### Exercise goal
Every entry here needs to be repeated exactly.

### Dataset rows
"""
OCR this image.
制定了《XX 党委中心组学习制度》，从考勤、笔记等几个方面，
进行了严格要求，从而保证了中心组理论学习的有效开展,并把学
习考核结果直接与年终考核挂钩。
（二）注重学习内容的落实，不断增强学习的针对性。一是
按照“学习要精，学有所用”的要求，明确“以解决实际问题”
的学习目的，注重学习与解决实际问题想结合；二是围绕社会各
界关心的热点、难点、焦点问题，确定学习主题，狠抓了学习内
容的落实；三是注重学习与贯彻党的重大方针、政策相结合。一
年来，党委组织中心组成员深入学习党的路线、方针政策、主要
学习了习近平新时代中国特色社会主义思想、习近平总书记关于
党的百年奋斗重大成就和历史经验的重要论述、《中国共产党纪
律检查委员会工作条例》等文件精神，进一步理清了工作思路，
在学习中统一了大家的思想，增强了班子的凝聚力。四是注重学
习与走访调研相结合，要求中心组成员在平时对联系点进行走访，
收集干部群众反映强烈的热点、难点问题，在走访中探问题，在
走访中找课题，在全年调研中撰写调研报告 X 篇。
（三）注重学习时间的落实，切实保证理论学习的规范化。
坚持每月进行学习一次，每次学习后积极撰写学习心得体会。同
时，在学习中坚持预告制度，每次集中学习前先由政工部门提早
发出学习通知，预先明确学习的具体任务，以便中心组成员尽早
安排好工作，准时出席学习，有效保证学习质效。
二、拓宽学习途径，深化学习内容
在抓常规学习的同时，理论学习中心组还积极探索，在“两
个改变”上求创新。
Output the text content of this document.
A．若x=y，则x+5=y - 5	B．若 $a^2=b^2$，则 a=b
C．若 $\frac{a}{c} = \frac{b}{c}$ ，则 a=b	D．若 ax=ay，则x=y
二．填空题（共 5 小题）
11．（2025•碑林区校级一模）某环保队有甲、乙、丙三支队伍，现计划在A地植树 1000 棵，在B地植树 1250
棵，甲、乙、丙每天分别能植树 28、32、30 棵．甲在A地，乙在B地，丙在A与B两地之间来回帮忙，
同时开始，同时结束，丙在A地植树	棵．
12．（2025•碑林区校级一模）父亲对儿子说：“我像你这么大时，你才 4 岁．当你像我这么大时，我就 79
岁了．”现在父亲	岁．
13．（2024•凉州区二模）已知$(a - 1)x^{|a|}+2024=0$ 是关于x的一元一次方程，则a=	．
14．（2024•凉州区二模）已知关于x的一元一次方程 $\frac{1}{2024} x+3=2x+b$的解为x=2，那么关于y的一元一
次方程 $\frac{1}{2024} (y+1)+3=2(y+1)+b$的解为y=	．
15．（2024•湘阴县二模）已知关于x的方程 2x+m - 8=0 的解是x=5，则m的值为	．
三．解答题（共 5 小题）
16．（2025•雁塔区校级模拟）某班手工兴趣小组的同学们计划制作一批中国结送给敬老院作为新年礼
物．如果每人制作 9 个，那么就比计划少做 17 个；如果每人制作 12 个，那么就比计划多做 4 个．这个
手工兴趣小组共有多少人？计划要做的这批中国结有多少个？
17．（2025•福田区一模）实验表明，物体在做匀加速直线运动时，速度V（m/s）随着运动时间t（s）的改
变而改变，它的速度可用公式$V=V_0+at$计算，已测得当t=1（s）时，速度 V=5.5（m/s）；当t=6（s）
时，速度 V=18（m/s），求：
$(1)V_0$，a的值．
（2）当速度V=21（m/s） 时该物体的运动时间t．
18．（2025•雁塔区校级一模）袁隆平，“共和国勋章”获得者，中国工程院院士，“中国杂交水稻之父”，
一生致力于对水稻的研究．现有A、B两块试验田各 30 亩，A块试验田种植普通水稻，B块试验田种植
"""
### Written solution
OCR this image.
制定了《XX 党委中心组学习制度》，从考勤、笔记等几个方面，
进行了严格要求，从而保证了中心组理论学习的有效开展,并把学
习考核结果直接与年终考核挂钩。
（二）注重学习内容的落实，不断增强学习的针对性。一是
按照“学习要精，学有所用”的要求，明确“以解决实际问题”
的学习目的，注重学习与解决实际问题想结合；二是围绕社会各
界关心的热点、难点、焦点问题，确定学习主题，狠抓了学习内
容的落实；三是注重学习与贯彻党的重大方针、政策相结合。一
年来，党委组织中心组成员深入学习党的路线、方针政策、主要
学习了习近平新时代中国特色社会主义思想、习近平总书记关于
党的百年奋斗重大成就和历史经验的重要论述、《中国共产党纪
律检查委员会工作条例》等文件精神，进一步理清了工作思路，
在学习中统一了大家的思想，增强了班子的凝聚力。四是注重学
习与走访调研相结合，要求中心组成员在平时对联系点进行走访，
收集干部群众反映强烈的热点、难点问题，在走访中探问题，在
走访中找课题，在全年调研中撰写调研报告 X 篇。
（三）注重学习时间的落实，切实保证理论学习的规范化。
坚持每月进行学习一次，每次学习后积极撰写学习心得体会。同
时，在学习中坚持预告制度，每次集中学习前先由政工部门提早
发出学习通知，预先明确学习的具体任务，以便中心组成员尽早
安排好工作，准时出席学习，有效保证学习质效。
二、拓宽学习途径，深化学习内容
在抓常规学习的同时，理论学习中心组还积极探索，在“两
个改变”上求创新。
Output the text content of this document.
A．若x=y，则x+5=y - 5	B．若 $a^2=b^2$，则 a=b
C．若 $\frac{a}{c} = \frac{b}{c}$ ，则 a=b	D．若 ax=ay，则x=y
二．填空题（共 5 小题）
11．（2025•碑林区校级一模）某环保队有甲、乙、丙三支队伍，现计划在A地植树 1000 棵，在B地植树 1250
棵，甲、乙、丙每天分别能植树 28、32、30 棵．甲在A地，乙在B地，丙在A与B两地之间来回帮忙，
同时开始，同时结束，丙在A地植树	棵．
12．（2025•碑林区校级一模）父亲对儿子说：“我像你这么大时，你才 4 岁．当你像我这么大时，我就 79
岁了．”现在父亲	岁．
13．（2024•凉州区二模）已知$(a - 1)x^{|a|}+2024=0$ 是关于x的一元一次方程，则a=	．
14．（2024•凉州区二模）已知关于x的一元一次方程 $\frac{1}{2024} x+3=2x+b$的解为x=2，那么关于y的一元一
次方程 $\frac{1}{2024} (y+1)+3=2(y+1)+b$的解为y=	．
15．（2024•湘阴县二模）已知关于x的方程 2x+m - 8=0 的解是x=5，则m的值为	．
三．解答题（共 5 小题）
16．（2025•雁塔区校级模拟）某班手工兴趣小组的同学们计划制作一批中国结送给敬老院作为新年礼
物．如果每人制作 9 个，那么就比计划少做 17 个；如果每人制作 12 个，那么就比计划多做 4 个．这个
手工兴趣小组共有多少人？计划要做的这批中国结有多少个？
17．（2025•福田区一模）实验表明，物体在做匀加速直线运动时，速度V（m/s）随着运动时间t（s）的改
变而改变，它的速度可用公式$V=V_0+at$计算，已测得当t=1（s）时，速度 V=5.5（m/s）；当t=6（s）
时，速度 V=18（m/s），求：
$(1)V_0$，a的值．
（2）当速度V=21（m/s） 时该物体的运动时间t．
18．（2025•雁塔区校级一模）袁隆平，“共和国勋章”获得者，中国工程院院士，“中国杂交水稻之父”，
一生致力于对水稻的研究．现有A、B两块试验田各 30 亩，A块试验田种植普通水稻，B块试验田种植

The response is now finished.